(Records from a data collection)
"""

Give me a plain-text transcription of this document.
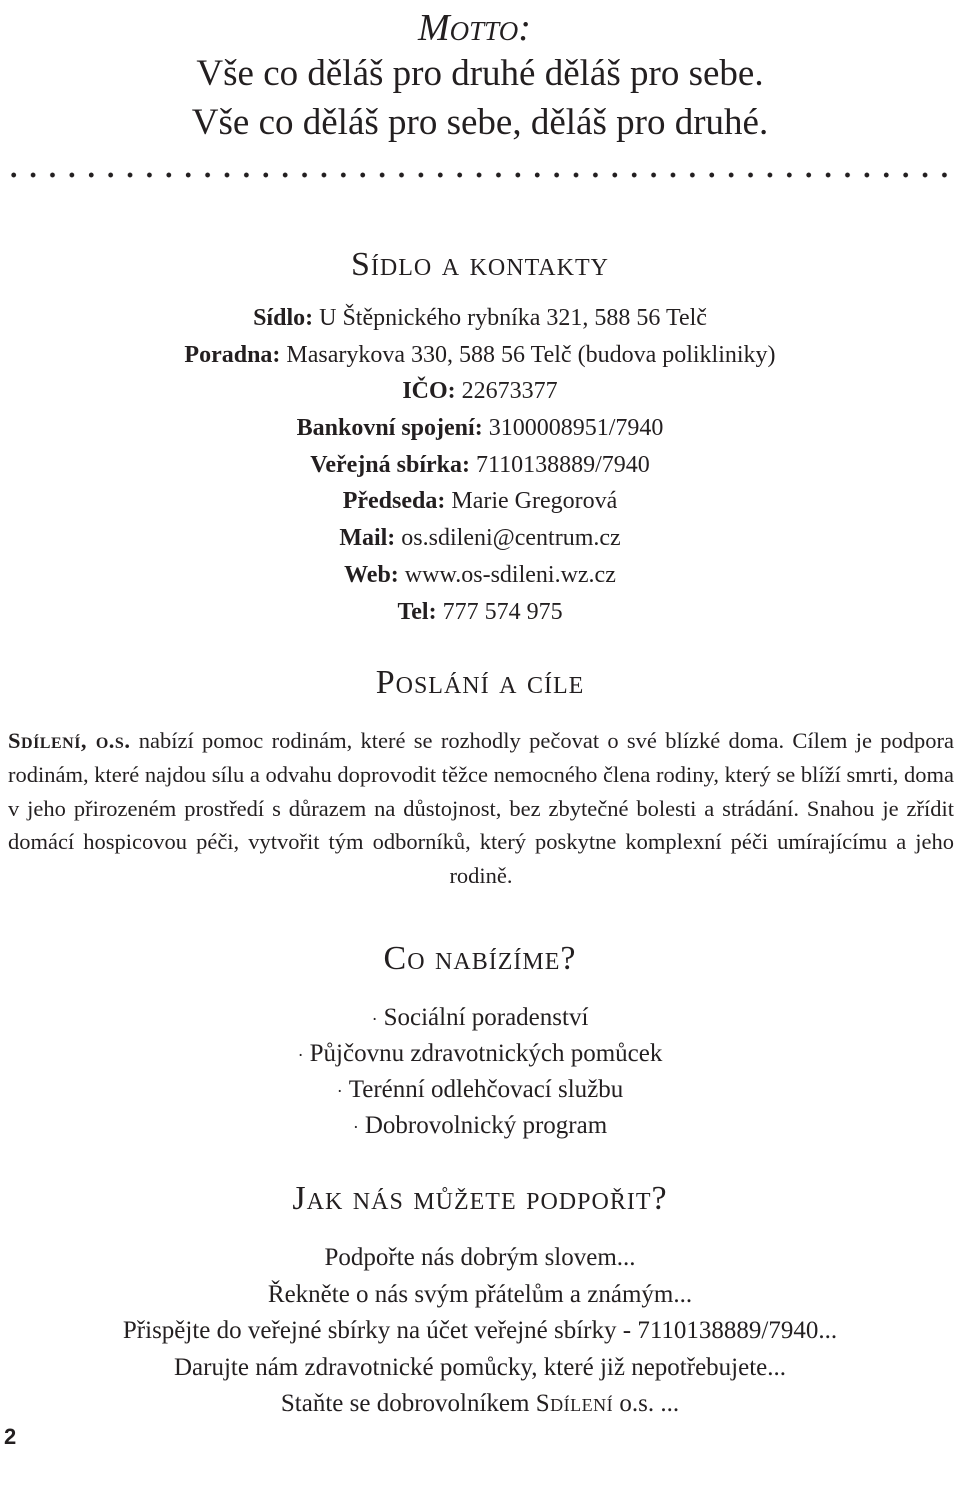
Motto:
Vše co děláš pro druhé děláš pro sebe.
Vše co děláš pro sebe, děláš pro druhé.
Sídlo a kontakty
Sídlo: U Štěpnického rybníka 321, 588 56 Telč
Poradna: Masarykova 330, 588 56 Telč (budova polikliniky)
IČO: 22673377
Bankovní spojení: 3100008951/7940
Veřejná sbírka: 7110138889/7940
Předseda: Marie Gregorová
Mail: os.sdileni@centrum.cz
Web: www.os-sdileni.wz.cz
Tel: 777 574 975
Poslání a cíle

Sdílení, o.s. nabízí pomoc rodinám, které se rozhodly pečovat o své blízké doma. Cílem je podpora rodinám, které najdou sílu a odvahu doprovodit těžce nemocného člena rodiny, který se blíží smrti, doma v jeho přirozeném prostředí s důrazem na důstojnost, bez zbytečné bolesti a strádání. Snahou je zřídit domácí hospicovou péči, vytvořit tým odborníků, který poskytne komplexní péči umírajícímu a jeho rodině.

Co nabízíme?
· Sociální poradenství
· Půjčovnu zdravotnických pomůcek
· Terénní odlehčovací službu
· Dobrovolnický program
Jak nás můžete podpořit?
Podpořte nás dobrým slovem...
Řekněte o nás svým přátelům a známým...
Přispějte do veřejné sbírky na účet veřejné sbírky - 7110138889/7940...
Darujte nám zdravotnické pomůcky, které již nepotřebujete...
Staňte se dobrovolníkem Sdílení o.s. ...
2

"""

**Problem to work on**
Select every line of the records holding the string "Sdílení".

**Answer to the exercise**
Sdílení, o.s. nabízí pomoc rodinám, které se rozhodly pečovat o své blízké doma. Cílem je podpora rodinám, které najdou sílu a odvahu doprovodit těžce nemocného člena rodiny, který se blíží smrti, doma v jeho přirozeném prostředí s důrazem na důstojnost, bez zbytečné bolesti a strádání. Snahou je zřídit domácí hospicovou péči, vytvořit tým odborníků, který poskytne komplexní péči umírajícímu a jeho rodině.
Staňte se dobrovolníkem Sdílení o.s. ...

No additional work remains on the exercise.